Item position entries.
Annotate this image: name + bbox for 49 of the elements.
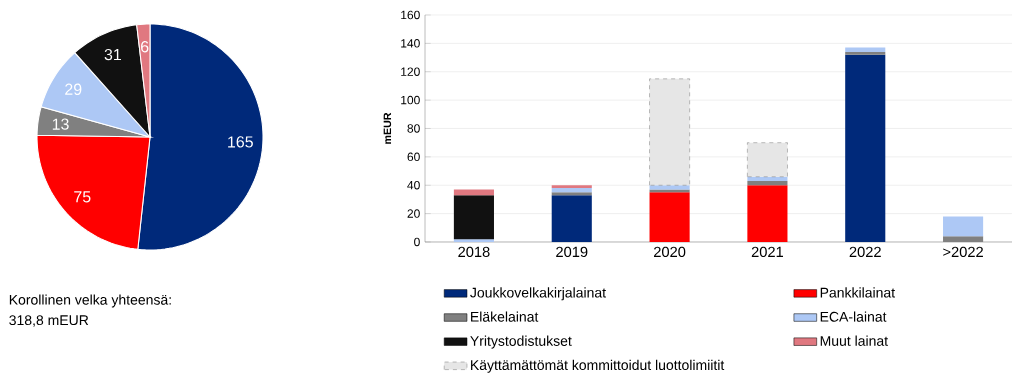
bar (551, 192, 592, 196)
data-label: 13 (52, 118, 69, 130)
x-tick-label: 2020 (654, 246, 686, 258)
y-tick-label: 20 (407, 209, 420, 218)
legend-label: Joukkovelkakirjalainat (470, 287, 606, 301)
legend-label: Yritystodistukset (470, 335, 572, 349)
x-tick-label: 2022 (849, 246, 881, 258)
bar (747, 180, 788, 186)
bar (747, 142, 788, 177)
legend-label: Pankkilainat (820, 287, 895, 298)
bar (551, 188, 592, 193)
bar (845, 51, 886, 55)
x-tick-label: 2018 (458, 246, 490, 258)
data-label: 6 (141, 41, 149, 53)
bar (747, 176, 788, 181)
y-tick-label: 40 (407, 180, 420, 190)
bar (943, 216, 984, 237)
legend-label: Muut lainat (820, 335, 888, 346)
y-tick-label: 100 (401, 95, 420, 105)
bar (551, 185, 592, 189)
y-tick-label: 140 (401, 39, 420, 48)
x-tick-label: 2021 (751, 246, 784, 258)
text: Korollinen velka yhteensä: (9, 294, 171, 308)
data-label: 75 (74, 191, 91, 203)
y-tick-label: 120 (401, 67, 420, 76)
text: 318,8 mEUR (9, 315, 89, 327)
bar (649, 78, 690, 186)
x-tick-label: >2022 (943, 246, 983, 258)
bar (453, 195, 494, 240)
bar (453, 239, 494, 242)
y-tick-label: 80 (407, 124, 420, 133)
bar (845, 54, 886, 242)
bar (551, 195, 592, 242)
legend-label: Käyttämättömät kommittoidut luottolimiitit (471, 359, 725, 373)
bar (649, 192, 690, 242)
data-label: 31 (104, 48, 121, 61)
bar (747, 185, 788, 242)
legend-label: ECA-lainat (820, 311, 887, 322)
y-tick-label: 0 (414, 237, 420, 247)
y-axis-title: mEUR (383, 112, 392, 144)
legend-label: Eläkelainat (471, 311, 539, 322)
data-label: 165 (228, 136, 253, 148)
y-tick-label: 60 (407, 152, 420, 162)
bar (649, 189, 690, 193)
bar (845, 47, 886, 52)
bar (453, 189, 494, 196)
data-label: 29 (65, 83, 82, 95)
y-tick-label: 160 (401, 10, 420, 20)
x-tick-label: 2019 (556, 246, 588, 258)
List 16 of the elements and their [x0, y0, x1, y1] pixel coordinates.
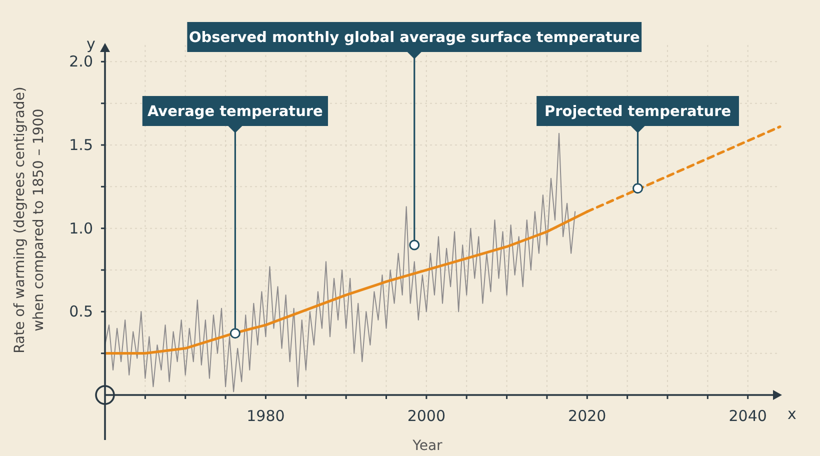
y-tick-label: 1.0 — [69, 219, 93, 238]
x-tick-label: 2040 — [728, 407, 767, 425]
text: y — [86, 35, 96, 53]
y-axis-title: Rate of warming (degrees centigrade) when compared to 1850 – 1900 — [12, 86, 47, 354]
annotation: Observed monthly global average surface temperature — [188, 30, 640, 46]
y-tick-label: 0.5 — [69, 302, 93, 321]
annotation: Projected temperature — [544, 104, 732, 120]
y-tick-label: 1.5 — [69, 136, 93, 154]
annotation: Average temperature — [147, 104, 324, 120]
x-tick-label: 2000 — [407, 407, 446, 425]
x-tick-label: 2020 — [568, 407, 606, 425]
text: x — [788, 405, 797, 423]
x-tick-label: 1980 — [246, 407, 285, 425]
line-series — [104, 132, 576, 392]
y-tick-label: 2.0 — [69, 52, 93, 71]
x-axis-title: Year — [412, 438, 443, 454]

Given instruction. Copy all of the records above line for line without changing anything, but omit the pictures.

The solution.
Annotate this image: name + bbox for 49 of the elements.
bar (551, 192, 592, 196)
data-label: 13 (52, 118, 69, 130)
x-tick-label: 2020 (654, 246, 686, 258)
y-tick-label: 20 (407, 209, 420, 218)
legend-label: Joukkovelkakirjalainat (470, 287, 606, 301)
legend-label: Yritystodistukset (470, 335, 572, 349)
x-tick-label: 2022 (849, 246, 881, 258)
bar (747, 180, 788, 186)
bar (747, 142, 788, 177)
legend-label: Pankkilainat (820, 287, 895, 298)
bar (551, 188, 592, 193)
bar (845, 51, 886, 55)
x-tick-label: 2018 (458, 246, 490, 258)
data-label: 6 (141, 41, 149, 53)
bar (747, 176, 788, 181)
y-tick-label: 40 (407, 180, 420, 190)
bar (943, 216, 984, 237)
legend-label: Muut lainat (820, 335, 888, 346)
y-tick-label: 100 (401, 95, 420, 105)
bar (551, 185, 592, 189)
y-tick-label: 140 (401, 39, 420, 48)
x-tick-label: 2021 (751, 246, 784, 258)
text: Korollinen velka yhteensä: (9, 294, 171, 308)
data-label: 75 (74, 191, 91, 203)
y-tick-label: 120 (401, 67, 420, 76)
text: 318,8 mEUR (9, 315, 89, 327)
bar (649, 78, 690, 186)
x-tick-label: >2022 (943, 246, 983, 258)
bar (453, 195, 494, 240)
bar (453, 239, 494, 242)
y-tick-label: 80 (407, 124, 420, 133)
bar (845, 54, 886, 242)
bar (551, 195, 592, 242)
legend-label: Käyttämättömät kommittoidut luottolimiitit (471, 359, 725, 373)
bar (649, 192, 690, 242)
data-label: 31 (104, 48, 121, 61)
bar (747, 185, 788, 242)
legend-label: ECA-lainat (820, 311, 887, 322)
y-tick-label: 0 (414, 237, 420, 247)
y-axis-title: mEUR (383, 112, 392, 144)
legend-label: Eläkelainat (471, 311, 539, 322)
data-label: 165 (228, 136, 253, 148)
y-tick-label: 60 (407, 152, 420, 162)
bar (649, 189, 690, 193)
bar (845, 47, 886, 52)
bar (453, 189, 494, 196)
data-label: 29 (65, 83, 82, 95)
y-tick-label: 160 (401, 10, 420, 20)
x-tick-label: 2019 (556, 246, 588, 258)
List 16 of the elements and their [x0, y0, x1, y1] pixel coordinates.
y-tick-label: 1.0 — [69, 219, 93, 238]
x-tick-label: 2040 — [728, 407, 767, 425]
text: y — [86, 35, 96, 53]
y-axis-title: Rate of warming (degrees centigrade) when compared to 1850 – 1900 — [12, 86, 47, 354]
annotation: Observed monthly global average surface temperature — [188, 30, 640, 46]
y-tick-label: 0.5 — [69, 302, 93, 321]
annotation: Projected temperature — [544, 104, 732, 120]
y-tick-label: 1.5 — [69, 136, 93, 154]
annotation: Average temperature — [147, 104, 324, 120]
x-tick-label: 2000 — [407, 407, 446, 425]
x-tick-label: 2020 — [568, 407, 606, 425]
text: x — [788, 405, 797, 423]
x-tick-label: 1980 — [246, 407, 285, 425]
line-series — [104, 132, 576, 392]
y-tick-label: 2.0 — [69, 52, 93, 71]
x-axis-title: Year — [412, 438, 443, 454]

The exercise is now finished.